━━━━━ DATA LINES
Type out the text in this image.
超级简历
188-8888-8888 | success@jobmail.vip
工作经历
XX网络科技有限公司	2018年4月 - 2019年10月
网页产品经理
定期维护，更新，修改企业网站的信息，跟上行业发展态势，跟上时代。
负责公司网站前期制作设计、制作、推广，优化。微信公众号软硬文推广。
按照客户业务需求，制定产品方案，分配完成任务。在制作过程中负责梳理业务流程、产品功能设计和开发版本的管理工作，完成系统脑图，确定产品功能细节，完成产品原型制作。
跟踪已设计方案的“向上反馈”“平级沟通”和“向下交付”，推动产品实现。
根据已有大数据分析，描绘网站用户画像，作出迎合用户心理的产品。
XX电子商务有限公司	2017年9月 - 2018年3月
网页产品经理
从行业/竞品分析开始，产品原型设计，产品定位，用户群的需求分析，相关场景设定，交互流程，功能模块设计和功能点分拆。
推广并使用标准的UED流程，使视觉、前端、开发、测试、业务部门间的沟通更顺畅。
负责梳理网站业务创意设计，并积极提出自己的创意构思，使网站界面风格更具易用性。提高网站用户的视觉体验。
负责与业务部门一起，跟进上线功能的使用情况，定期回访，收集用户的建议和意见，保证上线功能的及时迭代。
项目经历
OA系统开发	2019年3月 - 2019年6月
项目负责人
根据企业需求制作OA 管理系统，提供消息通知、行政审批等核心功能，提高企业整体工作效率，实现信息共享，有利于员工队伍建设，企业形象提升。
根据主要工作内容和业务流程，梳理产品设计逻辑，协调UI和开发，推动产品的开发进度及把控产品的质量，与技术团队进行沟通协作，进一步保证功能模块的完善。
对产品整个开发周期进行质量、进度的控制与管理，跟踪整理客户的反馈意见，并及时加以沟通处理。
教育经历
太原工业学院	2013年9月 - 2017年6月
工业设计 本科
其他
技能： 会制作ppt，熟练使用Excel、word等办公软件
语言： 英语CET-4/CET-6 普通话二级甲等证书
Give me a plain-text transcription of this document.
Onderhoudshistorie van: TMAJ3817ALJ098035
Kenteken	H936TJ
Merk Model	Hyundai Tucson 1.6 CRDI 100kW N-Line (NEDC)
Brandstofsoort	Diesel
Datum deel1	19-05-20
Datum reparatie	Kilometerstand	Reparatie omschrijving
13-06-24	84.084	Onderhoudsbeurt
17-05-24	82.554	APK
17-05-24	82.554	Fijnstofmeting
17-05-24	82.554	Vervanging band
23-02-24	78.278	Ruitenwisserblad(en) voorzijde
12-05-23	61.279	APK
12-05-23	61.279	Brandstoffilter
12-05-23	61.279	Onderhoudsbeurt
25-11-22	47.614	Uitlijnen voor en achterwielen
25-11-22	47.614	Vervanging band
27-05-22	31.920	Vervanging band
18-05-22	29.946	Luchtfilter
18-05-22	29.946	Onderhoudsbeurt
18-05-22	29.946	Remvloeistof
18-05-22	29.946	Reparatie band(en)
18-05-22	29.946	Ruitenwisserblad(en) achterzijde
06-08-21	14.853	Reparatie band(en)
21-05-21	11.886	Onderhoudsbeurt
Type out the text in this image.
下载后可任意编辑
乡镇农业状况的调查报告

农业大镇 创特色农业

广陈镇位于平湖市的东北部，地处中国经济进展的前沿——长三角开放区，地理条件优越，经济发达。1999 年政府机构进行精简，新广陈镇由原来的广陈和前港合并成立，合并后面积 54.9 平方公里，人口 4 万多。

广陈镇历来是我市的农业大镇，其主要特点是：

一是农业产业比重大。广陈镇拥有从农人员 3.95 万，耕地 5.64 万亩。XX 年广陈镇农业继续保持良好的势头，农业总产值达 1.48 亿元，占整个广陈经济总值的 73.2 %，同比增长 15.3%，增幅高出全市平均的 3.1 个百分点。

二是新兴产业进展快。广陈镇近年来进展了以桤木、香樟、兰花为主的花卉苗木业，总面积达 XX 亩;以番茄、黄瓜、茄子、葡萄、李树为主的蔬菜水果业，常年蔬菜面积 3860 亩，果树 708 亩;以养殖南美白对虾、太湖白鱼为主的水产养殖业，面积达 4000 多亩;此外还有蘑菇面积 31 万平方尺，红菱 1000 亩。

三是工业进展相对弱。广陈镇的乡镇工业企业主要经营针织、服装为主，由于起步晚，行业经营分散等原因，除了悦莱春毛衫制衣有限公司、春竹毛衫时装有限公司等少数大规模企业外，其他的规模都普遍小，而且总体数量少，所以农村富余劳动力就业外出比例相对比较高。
━━━━━━━━━━
» SET TASK
Reply with one number only, the count of lines above that hold the string "Ruitenwisserblad".

» THE COMPLETED TASK
2